• **What you are asked to do**
Below are the records. List every line holding the word "boundary".

## START

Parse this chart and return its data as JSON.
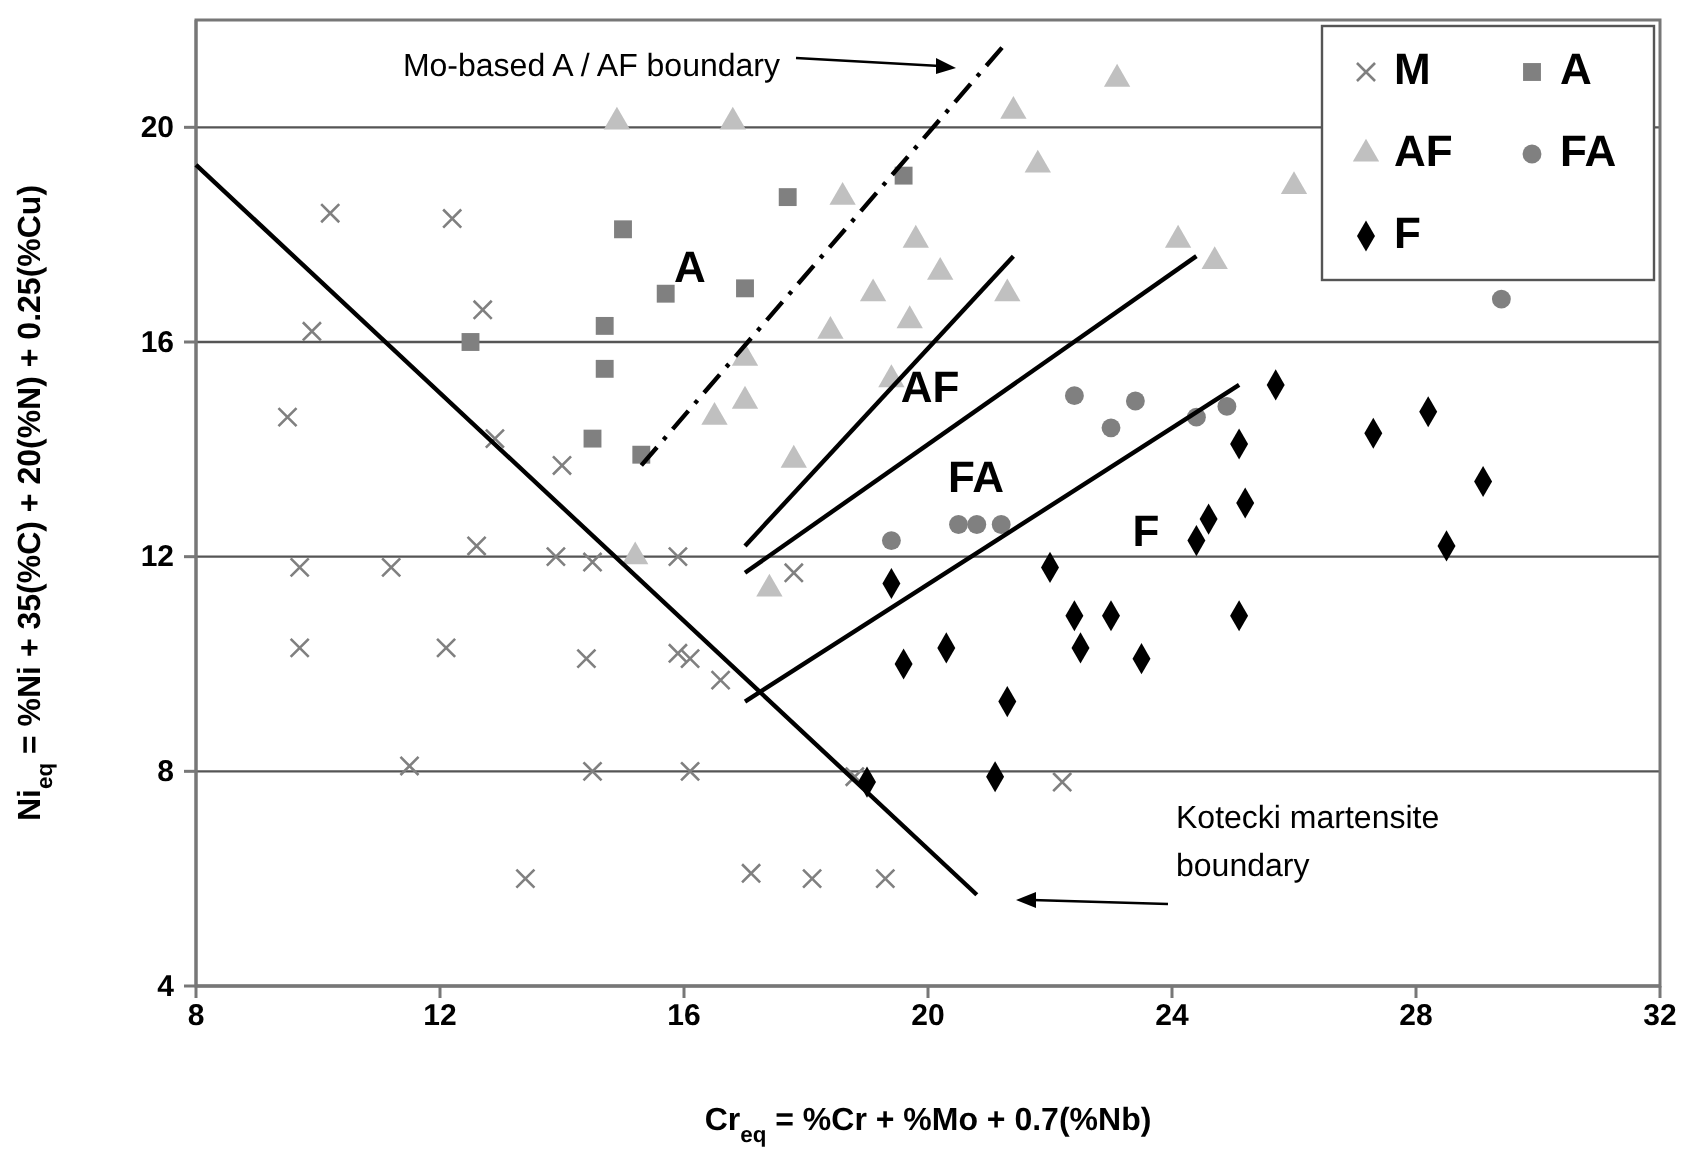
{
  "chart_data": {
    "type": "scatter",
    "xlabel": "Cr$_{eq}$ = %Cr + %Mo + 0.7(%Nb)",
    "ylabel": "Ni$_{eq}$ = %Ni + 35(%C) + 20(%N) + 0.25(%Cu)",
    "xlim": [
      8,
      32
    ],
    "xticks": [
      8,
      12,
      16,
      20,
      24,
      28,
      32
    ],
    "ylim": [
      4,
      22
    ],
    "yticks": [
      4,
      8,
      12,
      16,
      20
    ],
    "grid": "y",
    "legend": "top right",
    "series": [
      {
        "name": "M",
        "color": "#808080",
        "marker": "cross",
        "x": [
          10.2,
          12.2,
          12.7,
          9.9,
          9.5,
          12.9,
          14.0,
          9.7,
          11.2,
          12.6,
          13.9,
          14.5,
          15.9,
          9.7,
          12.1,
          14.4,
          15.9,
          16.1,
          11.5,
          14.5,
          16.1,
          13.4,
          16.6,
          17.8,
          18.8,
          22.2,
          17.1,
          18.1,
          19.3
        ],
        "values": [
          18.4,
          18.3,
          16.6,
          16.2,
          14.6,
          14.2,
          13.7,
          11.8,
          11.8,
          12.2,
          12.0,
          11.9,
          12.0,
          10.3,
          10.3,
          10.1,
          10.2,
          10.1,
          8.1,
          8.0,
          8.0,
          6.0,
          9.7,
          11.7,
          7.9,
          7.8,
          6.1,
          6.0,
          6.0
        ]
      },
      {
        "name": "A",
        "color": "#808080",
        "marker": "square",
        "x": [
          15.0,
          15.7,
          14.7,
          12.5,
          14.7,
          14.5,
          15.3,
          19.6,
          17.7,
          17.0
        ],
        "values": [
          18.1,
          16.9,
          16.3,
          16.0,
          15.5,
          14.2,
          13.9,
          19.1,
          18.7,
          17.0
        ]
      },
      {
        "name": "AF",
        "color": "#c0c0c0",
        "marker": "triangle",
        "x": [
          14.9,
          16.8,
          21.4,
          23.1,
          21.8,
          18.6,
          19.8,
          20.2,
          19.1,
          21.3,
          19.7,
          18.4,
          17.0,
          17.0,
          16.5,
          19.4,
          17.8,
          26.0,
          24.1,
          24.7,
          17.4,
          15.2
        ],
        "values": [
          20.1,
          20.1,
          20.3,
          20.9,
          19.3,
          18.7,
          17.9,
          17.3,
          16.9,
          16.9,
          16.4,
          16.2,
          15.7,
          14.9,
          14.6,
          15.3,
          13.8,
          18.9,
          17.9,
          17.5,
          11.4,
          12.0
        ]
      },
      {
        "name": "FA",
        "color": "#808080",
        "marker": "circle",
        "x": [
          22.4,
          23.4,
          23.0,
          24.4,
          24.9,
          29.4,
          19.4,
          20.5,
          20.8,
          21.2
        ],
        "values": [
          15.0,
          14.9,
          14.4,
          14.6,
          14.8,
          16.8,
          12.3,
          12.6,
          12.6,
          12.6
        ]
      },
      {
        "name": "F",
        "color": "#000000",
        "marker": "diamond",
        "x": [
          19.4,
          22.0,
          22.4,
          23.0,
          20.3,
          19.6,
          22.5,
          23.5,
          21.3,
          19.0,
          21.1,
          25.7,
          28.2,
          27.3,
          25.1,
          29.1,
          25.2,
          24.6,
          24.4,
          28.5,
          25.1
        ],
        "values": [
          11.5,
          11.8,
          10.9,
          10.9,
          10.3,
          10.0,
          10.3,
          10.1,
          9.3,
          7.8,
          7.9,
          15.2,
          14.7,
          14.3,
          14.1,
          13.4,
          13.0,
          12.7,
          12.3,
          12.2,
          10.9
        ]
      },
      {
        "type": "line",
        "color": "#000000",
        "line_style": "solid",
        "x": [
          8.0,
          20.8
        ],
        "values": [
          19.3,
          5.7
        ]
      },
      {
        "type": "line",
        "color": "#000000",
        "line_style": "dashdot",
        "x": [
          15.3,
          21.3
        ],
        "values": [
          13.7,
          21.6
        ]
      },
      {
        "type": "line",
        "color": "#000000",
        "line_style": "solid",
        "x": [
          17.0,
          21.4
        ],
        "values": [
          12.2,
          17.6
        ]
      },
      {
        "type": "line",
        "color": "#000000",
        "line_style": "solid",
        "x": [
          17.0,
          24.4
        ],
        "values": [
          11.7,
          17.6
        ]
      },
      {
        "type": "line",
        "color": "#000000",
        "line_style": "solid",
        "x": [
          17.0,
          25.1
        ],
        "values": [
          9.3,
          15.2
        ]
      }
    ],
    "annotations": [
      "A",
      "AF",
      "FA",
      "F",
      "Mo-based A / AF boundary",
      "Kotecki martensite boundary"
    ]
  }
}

## END
## START

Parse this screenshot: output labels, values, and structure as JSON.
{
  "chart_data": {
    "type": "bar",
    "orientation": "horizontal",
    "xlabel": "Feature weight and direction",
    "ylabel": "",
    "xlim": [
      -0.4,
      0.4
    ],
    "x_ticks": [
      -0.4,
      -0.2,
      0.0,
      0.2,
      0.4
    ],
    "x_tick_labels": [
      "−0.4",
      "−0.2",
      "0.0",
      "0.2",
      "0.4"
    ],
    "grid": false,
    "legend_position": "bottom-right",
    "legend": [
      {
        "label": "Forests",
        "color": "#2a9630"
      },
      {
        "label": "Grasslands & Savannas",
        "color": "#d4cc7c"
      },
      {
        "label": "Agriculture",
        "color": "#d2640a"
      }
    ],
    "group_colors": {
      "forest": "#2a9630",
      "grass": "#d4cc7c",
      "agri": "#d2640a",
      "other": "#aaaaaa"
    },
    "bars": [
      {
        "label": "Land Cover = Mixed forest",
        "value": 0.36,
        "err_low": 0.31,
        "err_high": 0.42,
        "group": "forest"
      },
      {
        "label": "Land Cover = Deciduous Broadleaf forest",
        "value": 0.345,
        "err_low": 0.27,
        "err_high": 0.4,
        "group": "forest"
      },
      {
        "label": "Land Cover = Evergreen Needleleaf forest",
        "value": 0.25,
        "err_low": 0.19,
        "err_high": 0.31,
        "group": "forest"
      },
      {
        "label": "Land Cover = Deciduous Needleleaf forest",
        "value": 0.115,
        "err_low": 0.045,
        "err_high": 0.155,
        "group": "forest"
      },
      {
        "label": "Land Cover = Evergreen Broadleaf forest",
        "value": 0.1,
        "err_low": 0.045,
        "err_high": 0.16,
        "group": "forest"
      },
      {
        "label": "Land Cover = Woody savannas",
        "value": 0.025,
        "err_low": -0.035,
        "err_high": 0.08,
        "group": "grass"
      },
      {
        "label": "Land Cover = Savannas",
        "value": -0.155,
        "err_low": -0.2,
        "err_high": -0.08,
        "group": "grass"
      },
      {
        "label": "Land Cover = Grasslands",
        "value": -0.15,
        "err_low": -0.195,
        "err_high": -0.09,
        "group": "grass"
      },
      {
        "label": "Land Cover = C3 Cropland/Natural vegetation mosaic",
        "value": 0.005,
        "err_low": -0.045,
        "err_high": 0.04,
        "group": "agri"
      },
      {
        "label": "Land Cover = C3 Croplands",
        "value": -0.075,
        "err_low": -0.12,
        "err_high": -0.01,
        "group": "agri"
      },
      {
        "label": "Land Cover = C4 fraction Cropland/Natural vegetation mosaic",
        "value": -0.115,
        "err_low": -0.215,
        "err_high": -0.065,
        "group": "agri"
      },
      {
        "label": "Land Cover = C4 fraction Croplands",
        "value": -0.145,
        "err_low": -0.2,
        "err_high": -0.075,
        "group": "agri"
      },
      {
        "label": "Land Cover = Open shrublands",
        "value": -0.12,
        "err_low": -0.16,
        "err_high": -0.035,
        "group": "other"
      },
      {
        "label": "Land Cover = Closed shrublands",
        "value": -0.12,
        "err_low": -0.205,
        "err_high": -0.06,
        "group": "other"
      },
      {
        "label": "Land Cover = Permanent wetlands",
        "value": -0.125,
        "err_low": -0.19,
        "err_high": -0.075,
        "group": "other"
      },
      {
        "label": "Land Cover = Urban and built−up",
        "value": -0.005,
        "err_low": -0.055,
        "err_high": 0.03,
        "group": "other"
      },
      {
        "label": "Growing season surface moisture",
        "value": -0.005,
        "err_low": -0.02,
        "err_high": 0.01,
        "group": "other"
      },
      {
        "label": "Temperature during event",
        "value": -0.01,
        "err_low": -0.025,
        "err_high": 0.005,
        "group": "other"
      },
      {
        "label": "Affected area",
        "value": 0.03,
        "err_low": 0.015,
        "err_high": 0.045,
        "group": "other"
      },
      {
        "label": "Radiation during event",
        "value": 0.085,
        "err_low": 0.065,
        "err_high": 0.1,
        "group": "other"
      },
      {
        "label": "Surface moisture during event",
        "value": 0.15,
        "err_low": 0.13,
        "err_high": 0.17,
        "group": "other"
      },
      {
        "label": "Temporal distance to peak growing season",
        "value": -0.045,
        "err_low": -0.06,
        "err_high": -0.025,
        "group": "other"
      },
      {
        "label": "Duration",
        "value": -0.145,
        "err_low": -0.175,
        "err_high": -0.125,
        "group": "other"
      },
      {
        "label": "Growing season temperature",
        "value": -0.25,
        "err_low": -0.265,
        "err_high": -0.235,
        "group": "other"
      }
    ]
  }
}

## END
## START

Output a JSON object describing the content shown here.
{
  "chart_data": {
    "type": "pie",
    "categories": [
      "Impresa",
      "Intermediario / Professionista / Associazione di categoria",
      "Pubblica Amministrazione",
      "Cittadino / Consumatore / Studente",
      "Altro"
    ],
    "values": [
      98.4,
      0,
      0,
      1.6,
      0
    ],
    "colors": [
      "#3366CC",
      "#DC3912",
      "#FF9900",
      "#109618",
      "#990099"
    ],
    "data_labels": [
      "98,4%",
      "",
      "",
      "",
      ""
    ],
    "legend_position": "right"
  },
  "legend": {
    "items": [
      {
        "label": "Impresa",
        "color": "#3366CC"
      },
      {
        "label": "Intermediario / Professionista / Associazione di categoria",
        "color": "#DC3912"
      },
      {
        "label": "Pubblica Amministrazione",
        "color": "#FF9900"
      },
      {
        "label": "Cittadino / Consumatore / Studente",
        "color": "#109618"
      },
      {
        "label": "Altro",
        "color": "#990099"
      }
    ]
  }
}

## END

• **Task output**
      "Mo-based A / AF boundary",
      "Kotecki martensite boundary"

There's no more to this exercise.